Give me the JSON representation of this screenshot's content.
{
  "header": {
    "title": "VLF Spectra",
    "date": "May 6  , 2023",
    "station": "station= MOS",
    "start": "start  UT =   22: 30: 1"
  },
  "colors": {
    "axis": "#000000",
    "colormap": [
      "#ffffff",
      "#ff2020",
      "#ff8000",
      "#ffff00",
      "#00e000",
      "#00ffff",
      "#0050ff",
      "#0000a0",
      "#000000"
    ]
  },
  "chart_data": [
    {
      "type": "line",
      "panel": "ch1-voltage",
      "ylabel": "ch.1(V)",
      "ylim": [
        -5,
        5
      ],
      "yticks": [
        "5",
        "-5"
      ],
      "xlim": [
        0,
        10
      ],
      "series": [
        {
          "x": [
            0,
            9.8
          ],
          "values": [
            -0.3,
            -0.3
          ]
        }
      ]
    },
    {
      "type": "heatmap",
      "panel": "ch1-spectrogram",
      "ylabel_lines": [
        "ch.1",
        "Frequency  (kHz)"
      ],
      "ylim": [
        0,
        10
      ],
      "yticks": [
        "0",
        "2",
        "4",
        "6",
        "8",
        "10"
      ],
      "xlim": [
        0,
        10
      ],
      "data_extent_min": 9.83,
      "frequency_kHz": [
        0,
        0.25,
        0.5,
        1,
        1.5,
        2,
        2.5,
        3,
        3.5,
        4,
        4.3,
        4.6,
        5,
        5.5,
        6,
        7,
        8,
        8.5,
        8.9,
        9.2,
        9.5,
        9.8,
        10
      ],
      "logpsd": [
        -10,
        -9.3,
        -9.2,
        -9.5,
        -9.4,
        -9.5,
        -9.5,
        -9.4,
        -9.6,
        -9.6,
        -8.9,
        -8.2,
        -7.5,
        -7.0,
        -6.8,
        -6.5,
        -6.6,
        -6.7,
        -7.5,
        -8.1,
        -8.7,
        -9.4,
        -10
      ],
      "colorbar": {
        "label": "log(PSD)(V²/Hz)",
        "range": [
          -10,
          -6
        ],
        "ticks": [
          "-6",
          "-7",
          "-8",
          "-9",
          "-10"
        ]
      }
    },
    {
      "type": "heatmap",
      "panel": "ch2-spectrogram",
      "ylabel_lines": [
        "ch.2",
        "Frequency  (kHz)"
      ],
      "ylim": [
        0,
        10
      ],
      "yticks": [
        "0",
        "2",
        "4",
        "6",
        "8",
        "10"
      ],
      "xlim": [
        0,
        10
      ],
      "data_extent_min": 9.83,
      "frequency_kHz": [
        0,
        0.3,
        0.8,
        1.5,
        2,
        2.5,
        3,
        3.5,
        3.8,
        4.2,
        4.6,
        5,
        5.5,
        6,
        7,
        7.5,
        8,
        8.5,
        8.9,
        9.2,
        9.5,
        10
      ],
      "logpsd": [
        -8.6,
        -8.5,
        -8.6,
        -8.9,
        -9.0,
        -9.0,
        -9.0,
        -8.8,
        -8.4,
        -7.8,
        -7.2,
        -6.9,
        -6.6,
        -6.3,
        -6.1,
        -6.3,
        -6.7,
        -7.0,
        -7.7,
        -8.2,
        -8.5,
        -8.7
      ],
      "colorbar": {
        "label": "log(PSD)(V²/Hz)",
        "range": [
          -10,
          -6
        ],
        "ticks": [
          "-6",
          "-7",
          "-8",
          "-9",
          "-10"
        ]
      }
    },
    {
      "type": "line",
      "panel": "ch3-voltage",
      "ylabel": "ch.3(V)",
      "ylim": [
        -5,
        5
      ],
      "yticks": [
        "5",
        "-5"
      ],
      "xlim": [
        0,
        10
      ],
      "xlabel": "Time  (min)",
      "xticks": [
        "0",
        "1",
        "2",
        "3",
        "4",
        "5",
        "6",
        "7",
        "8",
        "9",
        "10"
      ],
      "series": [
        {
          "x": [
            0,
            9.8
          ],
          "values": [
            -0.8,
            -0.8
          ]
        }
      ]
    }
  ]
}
★ ★ ★ ★ ★ ★ ★
## Aim:
Give back the whole listing exactly as it reads.

## Correct response:
Give me the JSON representation of this screenshot's content.
{
  "header": {
    "title": "VLF Spectra",
    "date": "May 6  , 2023",
    "station": "station= MOS",
    "start": "start  UT =   22: 30: 1"
  },
  "colors": {
    "axis": "#000000",
    "colormap": [
      "#ffffff",
      "#ff2020",
      "#ff8000",
      "#ffff00",
      "#00e000",
      "#00ffff",
      "#0050ff",
      "#0000a0",
      "#000000"
    ]
  },
  "chart_data": [
    {
      "type": "line",
      "panel": "ch1-voltage",
      "ylabel": "ch.1(V)",
      "ylim": [
        -5,
        5
      ],
      "yticks": [
        "5",
        "-5"
      ],
      "xlim": [
        0,
        10
      ],
      "series": [
        {
          "x": [
            0,
            9.8
          ],
          "values": [
            -0.3,
            -0.3
          ]
        }
      ]
    },
    {
      "type": "heatmap",
      "panel": "ch1-spectrogram",
      "ylabel_lines": [
        "ch.1",
        "Frequency  (kHz)"
      ],
      "ylim": [
        0,
        10
      ],
      "yticks": [
        "0",
        "2",
        "4",
        "6",
        "8",
        "10"
      ],
      "xlim": [
        0,
        10
      ],
      "data_extent_min": 9.83,
      "frequency_kHz": [
        0,
        0.25,
        0.5,
        1,
        1.5,
        2,
        2.5,
        3,
        3.5,
        4,
        4.3,
        4.6,
        5,
        5.5,
        6,
        7,
        8,
        8.5,
        8.9,
        9.2,
        9.5,
        9.8,
        10
      ],
      "logpsd": [
        -10,
        -9.3,
        -9.2,
        -9.5,
        -9.4,
        -9.5,
        -9.5,
        -9.4,
        -9.6,
        -9.6,
        -8.9,
        -8.2,
        -7.5,
        -7.0,
        -6.8,
        -6.5,
        -6.6,
        -6.7,
        -7.5,
        -8.1,
        -8.7,
        -9.4,
        -10
      ],
      "colorbar": {
        "label": "log(PSD)(V²/Hz)",
        "range": [
          -10,
          -6
        ],
        "ticks": [
          "-6",
          "-7",
          "-8",
          "-9",
          "-10"
        ]
      }
    },
    {
      "type": "heatmap",
      "panel": "ch2-spectrogram",
      "ylabel_lines": [
        "ch.2",
        "Frequency  (kHz)"
      ],
      "ylim": [
        0,
        10
      ],
      "yticks": [
        "0",
        "2",
        "4",
        "6",
        "8",
        "10"
      ],
      "xlim": [
        0,
        10
      ],
      "data_extent_min": 9.83,
      "frequency_kHz": [
        0,
        0.3,
        0.8,
        1.5,
        2,
        2.5,
        3,
        3.5,
        3.8,
        4.2,
        4.6,
        5,
        5.5,
        6,
        7,
        7.5,
        8,
        8.5,
        8.9,
        9.2,
        9.5,
        10
      ],
      "logpsd": [
        -8.6,
        -8.5,
        -8.6,
        -8.9,
        -9.0,
        -9.0,
        -9.0,
        -8.8,
        -8.4,
        -7.8,
        -7.2,
        -6.9,
        -6.6,
        -6.3,
        -6.1,
        -6.3,
        -6.7,
        -7.0,
        -7.7,
        -8.2,
        -8.5,
        -8.7
      ],
      "colorbar": {
        "label": "log(PSD)(V²/Hz)",
        "range": [
          -10,
          -6
        ],
        "ticks": [
          "-6",
          "-7",
          "-8",
          "-9",
          "-10"
        ]
      }
    },
    {
      "type": "line",
      "panel": "ch3-voltage",
      "ylabel": "ch.3(V)",
      "ylim": [
        -5,
        5
      ],
      "yticks": [
        "5",
        "-5"
      ],
      "xlim": [
        0,
        10
      ],
      "xlabel": "Time  (min)",
      "xticks": [
        "0",
        "1",
        "2",
        "3",
        "4",
        "5",
        "6",
        "7",
        "8",
        "9",
        "10"
      ],
      "series": [
        {
          "x": [
            0,
            9.8
          ],
          "values": [
            -0.8,
            -0.8
          ]
        }
      ]
    }
  ]
}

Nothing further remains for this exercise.